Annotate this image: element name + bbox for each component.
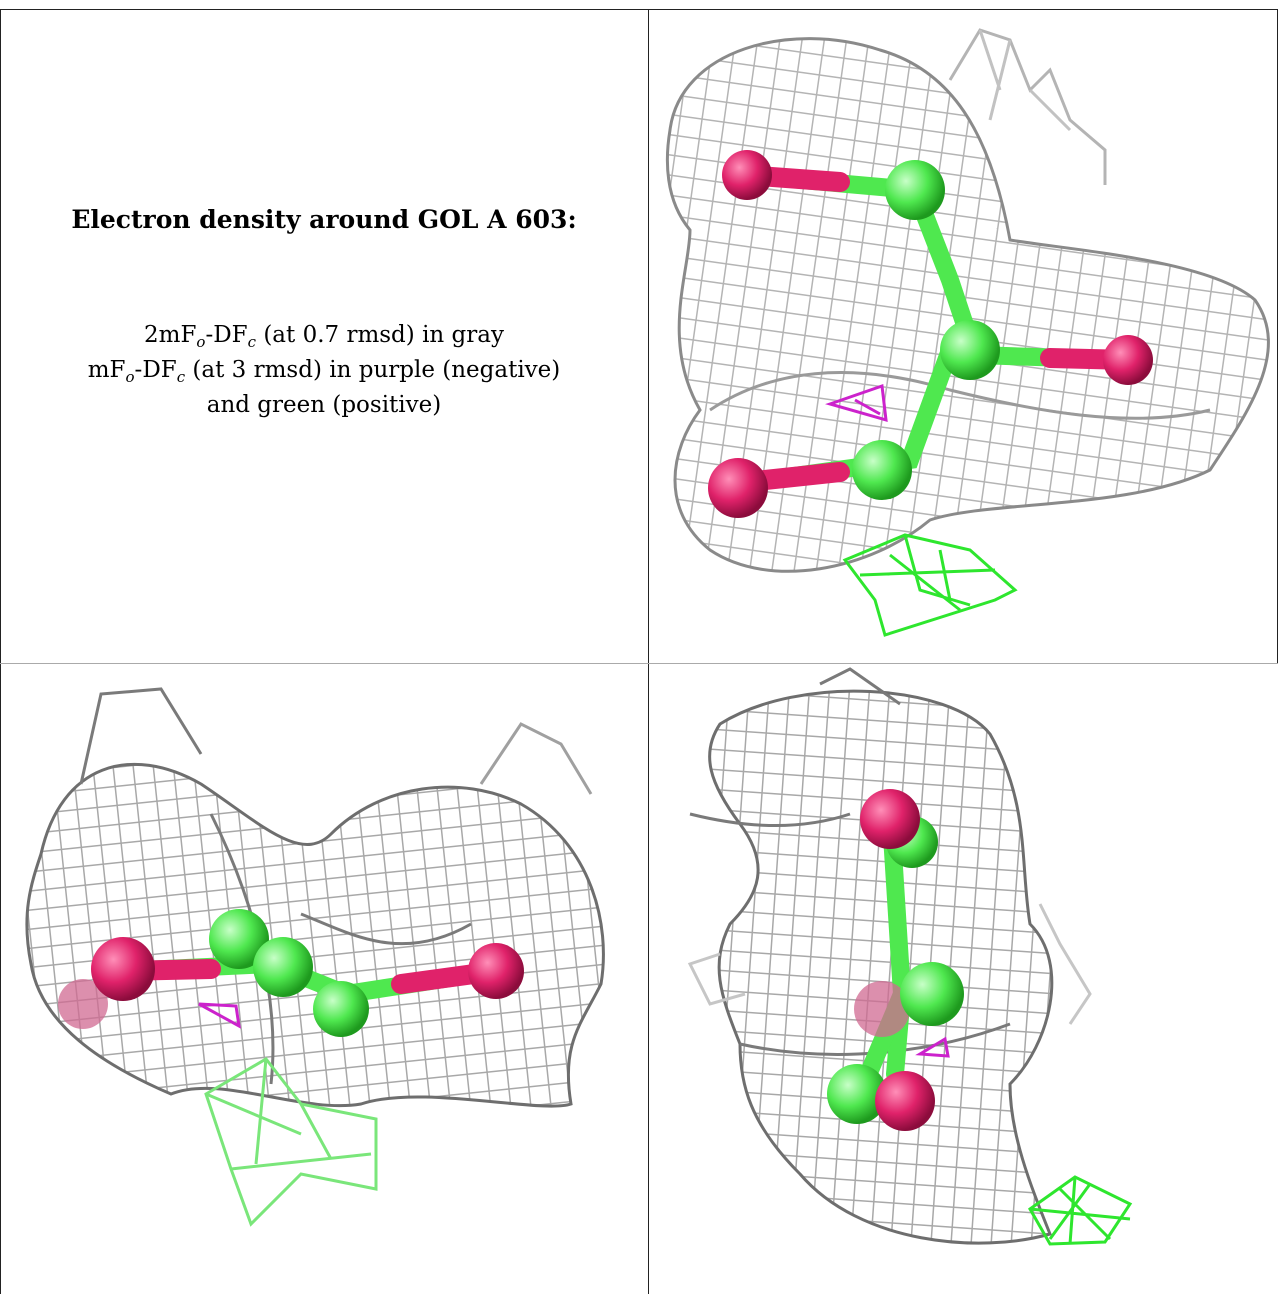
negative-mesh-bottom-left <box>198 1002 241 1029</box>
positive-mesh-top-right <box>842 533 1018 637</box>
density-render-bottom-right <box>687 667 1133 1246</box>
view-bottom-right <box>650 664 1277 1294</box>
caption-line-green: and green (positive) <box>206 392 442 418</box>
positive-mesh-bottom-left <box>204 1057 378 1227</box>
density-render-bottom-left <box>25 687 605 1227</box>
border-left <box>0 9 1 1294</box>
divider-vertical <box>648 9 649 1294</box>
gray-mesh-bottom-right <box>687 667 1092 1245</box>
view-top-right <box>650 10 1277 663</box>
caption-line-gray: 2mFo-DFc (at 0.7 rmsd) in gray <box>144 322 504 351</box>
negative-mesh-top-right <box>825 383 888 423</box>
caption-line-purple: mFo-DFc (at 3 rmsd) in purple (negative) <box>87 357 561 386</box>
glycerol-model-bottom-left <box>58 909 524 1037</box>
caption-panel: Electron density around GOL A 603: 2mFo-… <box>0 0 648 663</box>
----
▸ Direction
Reproduce the records above exactly, line for line, but leave out the picture.

▸ Completed task
Annotate this image: element name + bbox for each component.
negative-mesh-bottom-left <box>198 1002 241 1029</box>
positive-mesh-top-right <box>842 533 1018 637</box>
density-render-bottom-right <box>687 667 1133 1246</box>
view-bottom-right <box>650 664 1277 1294</box>
caption-line-green: and green (positive) <box>206 392 442 418</box>
positive-mesh-bottom-left <box>204 1057 378 1227</box>
density-render-bottom-left <box>25 687 605 1227</box>
border-left <box>0 9 1 1294</box>
divider-vertical <box>648 9 649 1294</box>
gray-mesh-bottom-right <box>687 667 1092 1245</box>
view-top-right <box>650 10 1277 663</box>
caption-line-gray: 2mFo-DFc (at 0.7 rmsd) in gray <box>144 322 504 351</box>
negative-mesh-top-right <box>825 383 888 423</box>
caption-line-purple: mFo-DFc (at 3 rmsd) in purple (negative) <box>87 357 561 386</box>
glycerol-model-bottom-left <box>58 909 524 1037</box>
caption-panel: Electron density around GOL A 603: 2mFo-… <box>0 0 648 663</box>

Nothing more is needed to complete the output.